** START OF Data supplied **
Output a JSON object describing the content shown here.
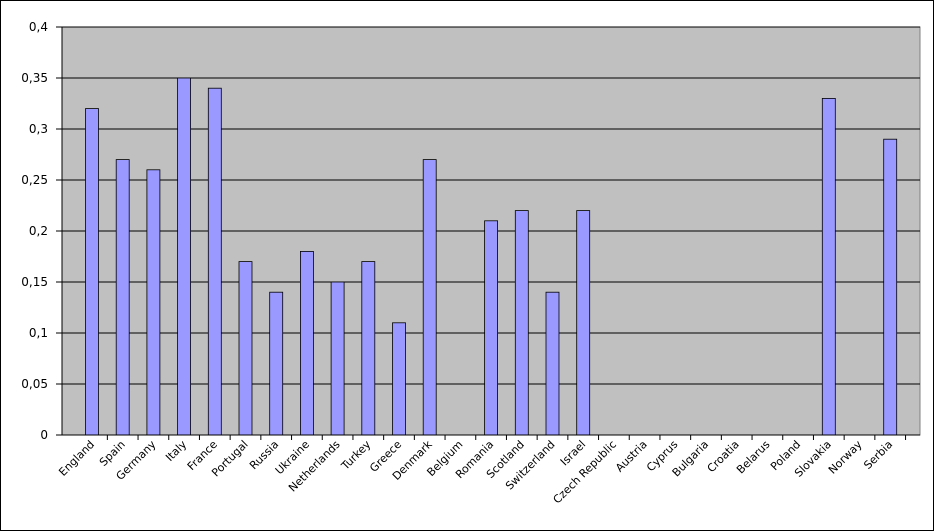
{
  "chart_data": {
    "type": "bar",
    "categories": [
      "England",
      "Spain",
      "Germany",
      "Italy",
      "France",
      "Portugal",
      "Russia",
      "Ukraine",
      "Netherlands",
      "Turkey",
      "Greece",
      "Denmark",
      "Belgium",
      "Romania",
      "Scotland",
      "Switzerland",
      "Israel",
      "Czech Republic",
      "Austria",
      "Cyprus",
      "Bulgaria",
      "Croatia",
      "Belarus",
      "Poland",
      "Slovakia",
      "Norway",
      "Serbia"
    ],
    "values": [
      0.32,
      0.27,
      0.26,
      0.35,
      0.34,
      0.17,
      0.14,
      0.18,
      0.15,
      0.17,
      0.11,
      0.27,
      0,
      0.21,
      0.22,
      0.14,
      0.22,
      0,
      0,
      0,
      0,
      0,
      0,
      0,
      0.33,
      0,
      0.29
    ],
    "color": "#9999ff",
    "ylim": [
      0,
      0.4
    ],
    "yticks": [
      0,
      {
        "value": 0.05,
        "label": "0,05"
      },
      {
        "value": 0.1,
        "label": "0,1"
      },
      {
        "value": 0.15,
        "label": "0,15"
      },
      {
        "value": 0.2,
        "label": "0,2"
      },
      {
        "value": 0.25,
        "label": "0,25"
      },
      {
        "value": 0.3,
        "label": "0,3"
      },
      {
        "value": 0.35,
        "label": "0,35"
      },
      {
        "value": 0.4,
        "label": "0,4"
      }
    ],
    "grid": true
  }
}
** END OF Data supplied **
→ Work to be completed
Quote the entries above word for word. Leave the images out.

→ Output of the task
Output a JSON object describing the content shown here.
{
  "chart_data": {
    "type": "bar",
    "categories": [
      "England",
      "Spain",
      "Germany",
      "Italy",
      "France",
      "Portugal",
      "Russia",
      "Ukraine",
      "Netherlands",
      "Turkey",
      "Greece",
      "Denmark",
      "Belgium",
      "Romania",
      "Scotland",
      "Switzerland",
      "Israel",
      "Czech Republic",
      "Austria",
      "Cyprus",
      "Bulgaria",
      "Croatia",
      "Belarus",
      "Poland",
      "Slovakia",
      "Norway",
      "Serbia"
    ],
    "values": [
      0.32,
      0.27,
      0.26,
      0.35,
      0.34,
      0.17,
      0.14,
      0.18,
      0.15,
      0.17,
      0.11,
      0.27,
      0,
      0.21,
      0.22,
      0.14,
      0.22,
      0,
      0,
      0,
      0,
      0,
      0,
      0,
      0.33,
      0,
      0.29
    ],
    "color": "#9999ff",
    "ylim": [
      0,
      0.4
    ],
    "yticks": [
      0,
      {
        "value": 0.05,
        "label": "0,05"
      },
      {
        "value": 0.1,
        "label": "0,1"
      },
      {
        "value": 0.15,
        "label": "0,15"
      },
      {
        "value": 0.2,
        "label": "0,2"
      },
      {
        "value": 0.25,
        "label": "0,25"
      },
      {
        "value": 0.3,
        "label": "0,3"
      },
      {
        "value": 0.35,
        "label": "0,35"
      },
      {
        "value": 0.4,
        "label": "0,4"
      }
    ],
    "grid": true
  }
}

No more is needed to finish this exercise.